Return the listing word for word, as given.

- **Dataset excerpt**
------------------------------------------------

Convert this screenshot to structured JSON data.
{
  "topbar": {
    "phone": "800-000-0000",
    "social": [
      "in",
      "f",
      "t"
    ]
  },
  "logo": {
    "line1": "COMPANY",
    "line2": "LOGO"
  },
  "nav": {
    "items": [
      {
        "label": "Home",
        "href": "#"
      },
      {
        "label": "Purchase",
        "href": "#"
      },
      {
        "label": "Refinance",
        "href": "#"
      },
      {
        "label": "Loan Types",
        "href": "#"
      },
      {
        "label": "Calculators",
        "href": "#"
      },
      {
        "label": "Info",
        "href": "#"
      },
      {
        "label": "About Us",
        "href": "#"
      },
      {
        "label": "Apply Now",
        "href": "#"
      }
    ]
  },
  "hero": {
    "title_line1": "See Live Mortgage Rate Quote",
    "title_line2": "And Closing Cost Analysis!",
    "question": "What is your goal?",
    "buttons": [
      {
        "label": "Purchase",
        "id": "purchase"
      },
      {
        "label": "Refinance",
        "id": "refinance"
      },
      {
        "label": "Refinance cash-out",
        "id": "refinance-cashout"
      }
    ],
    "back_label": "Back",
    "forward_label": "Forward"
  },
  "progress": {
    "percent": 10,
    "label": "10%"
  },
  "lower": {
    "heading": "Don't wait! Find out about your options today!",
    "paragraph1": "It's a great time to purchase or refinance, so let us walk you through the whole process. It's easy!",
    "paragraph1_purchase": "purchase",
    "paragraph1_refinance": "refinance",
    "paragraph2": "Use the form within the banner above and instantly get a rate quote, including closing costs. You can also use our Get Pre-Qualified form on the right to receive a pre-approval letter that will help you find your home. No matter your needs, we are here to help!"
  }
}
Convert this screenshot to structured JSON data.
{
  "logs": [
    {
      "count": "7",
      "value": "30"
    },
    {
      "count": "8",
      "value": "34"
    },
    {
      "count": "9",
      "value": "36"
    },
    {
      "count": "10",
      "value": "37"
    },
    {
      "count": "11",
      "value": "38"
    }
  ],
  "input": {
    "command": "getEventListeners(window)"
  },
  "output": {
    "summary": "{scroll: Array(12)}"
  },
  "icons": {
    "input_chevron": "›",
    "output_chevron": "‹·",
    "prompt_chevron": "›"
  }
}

------------------------------------------------

- **RESULT OF THIS EXERCISE**
Convert this screenshot to structured JSON data.
{
  "topbar": {
    "phone": "800-000-0000",
    "social": [
      "in",
      "f",
      "t"
    ]
  },
  "logo": {
    "line1": "COMPANY",
    "line2": "LOGO"
  },
  "nav": {
    "items": [
      {
        "label": "Home",
        "href": "#"
      },
      {
        "label": "Purchase",
        "href": "#"
      },
      {
        "label": "Refinance",
        "href": "#"
      },
      {
        "label": "Loan Types",
        "href": "#"
      },
      {
        "label": "Calculators",
        "href": "#"
      },
      {
        "label": "Info",
        "href": "#"
      },
      {
        "label": "About Us",
        "href": "#"
      },
      {
        "label": "Apply Now",
        "href": "#"
      }
    ]
  },
  "hero": {
    "title_line1": "See Live Mortgage Rate Quote",
    "title_line2": "And Closing Cost Analysis!",
    "question": "What is your goal?",
    "buttons": [
      {
        "label": "Purchase",
        "id": "purchase"
      },
      {
        "label": "Refinance",
        "id": "refinance"
      },
      {
        "label": "Refinance cash-out",
        "id": "refinance-cashout"
      }
    ],
    "back_label": "Back",
    "forward_label": "Forward"
  },
  "progress": {
    "percent": 10,
    "label": "10%"
  },
  "lower": {
    "heading": "Don't wait! Find out about your options today!",
    "paragraph1": "It's a great time to purchase or refinance, so let us walk you through the whole process. It's easy!",
    "paragraph1_purchase": "purchase",
    "paragraph1_refinance": "refinance",
    "paragraph2": "Use the form within the banner above and instantly get a rate quote, including closing costs. You can also use our Get Pre-Qualified form on the right to receive a pre-approval letter that will help you find your home. No matter your needs, we are here to help!"
  }
}
Convert this screenshot to structured JSON data.
{
  "logs": [
    {
      "count": "7",
      "value": "30"
    },
    {
      "count": "8",
      "value": "34"
    },
    {
      "count": "9",
      "value": "36"
    },
    {
      "count": "10",
      "value": "37"
    },
    {
      "count": "11",
      "value": "38"
    }
  ],
  "input": {
    "command": "getEventListeners(window)"
  },
  "output": {
    "summary": "{scroll: Array(12)}"
  },
  "icons": {
    "input_chevron": "›",
    "output_chevron": "‹·",
    "prompt_chevron": "›"
  }
}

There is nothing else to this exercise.